The data:
--- BEGIN ---
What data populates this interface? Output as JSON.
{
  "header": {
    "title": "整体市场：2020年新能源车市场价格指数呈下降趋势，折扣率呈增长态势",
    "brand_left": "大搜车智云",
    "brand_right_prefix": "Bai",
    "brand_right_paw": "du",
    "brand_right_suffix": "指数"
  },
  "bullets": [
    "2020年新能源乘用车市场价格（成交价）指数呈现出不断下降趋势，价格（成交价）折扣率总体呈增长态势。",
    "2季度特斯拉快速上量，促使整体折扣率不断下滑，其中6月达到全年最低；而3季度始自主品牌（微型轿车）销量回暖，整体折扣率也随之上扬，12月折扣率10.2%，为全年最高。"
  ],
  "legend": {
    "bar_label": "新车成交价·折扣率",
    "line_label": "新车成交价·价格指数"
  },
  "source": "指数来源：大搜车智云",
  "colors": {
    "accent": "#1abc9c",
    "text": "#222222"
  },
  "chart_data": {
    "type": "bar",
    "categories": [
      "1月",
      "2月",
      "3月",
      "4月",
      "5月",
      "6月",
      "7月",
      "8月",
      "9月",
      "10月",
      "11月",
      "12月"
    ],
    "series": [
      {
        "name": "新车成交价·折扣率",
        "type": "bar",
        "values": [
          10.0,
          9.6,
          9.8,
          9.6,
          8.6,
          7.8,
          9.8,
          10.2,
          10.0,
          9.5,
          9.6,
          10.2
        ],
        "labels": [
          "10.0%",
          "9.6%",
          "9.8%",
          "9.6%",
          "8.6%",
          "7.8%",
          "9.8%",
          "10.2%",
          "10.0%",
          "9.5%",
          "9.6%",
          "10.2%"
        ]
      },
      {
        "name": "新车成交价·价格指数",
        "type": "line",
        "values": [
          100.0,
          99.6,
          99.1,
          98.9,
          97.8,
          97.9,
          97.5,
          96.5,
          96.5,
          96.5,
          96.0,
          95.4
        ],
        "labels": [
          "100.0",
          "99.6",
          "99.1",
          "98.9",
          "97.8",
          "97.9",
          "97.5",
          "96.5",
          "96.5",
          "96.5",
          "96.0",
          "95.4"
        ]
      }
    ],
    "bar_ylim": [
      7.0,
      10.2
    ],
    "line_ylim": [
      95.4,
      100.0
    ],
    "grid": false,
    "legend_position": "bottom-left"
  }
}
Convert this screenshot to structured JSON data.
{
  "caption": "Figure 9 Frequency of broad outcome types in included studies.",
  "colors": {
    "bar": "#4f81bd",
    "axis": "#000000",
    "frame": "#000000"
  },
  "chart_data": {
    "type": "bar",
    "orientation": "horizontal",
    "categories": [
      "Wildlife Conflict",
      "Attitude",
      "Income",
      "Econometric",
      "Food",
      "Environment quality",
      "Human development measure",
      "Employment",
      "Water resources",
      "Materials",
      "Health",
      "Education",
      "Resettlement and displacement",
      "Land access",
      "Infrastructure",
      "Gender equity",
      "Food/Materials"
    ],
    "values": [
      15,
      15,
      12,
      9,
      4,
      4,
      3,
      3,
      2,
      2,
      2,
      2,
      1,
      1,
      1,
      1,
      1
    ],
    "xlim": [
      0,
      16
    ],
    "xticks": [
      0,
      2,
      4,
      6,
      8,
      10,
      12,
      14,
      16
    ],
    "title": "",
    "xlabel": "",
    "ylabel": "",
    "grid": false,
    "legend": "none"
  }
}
--- END ---
Challenge: In the listing above, find each line with the word "this" and copy it.

Task output:
What data populates this interface? Output as JSON.
Convert this screenshot to structured JSON data.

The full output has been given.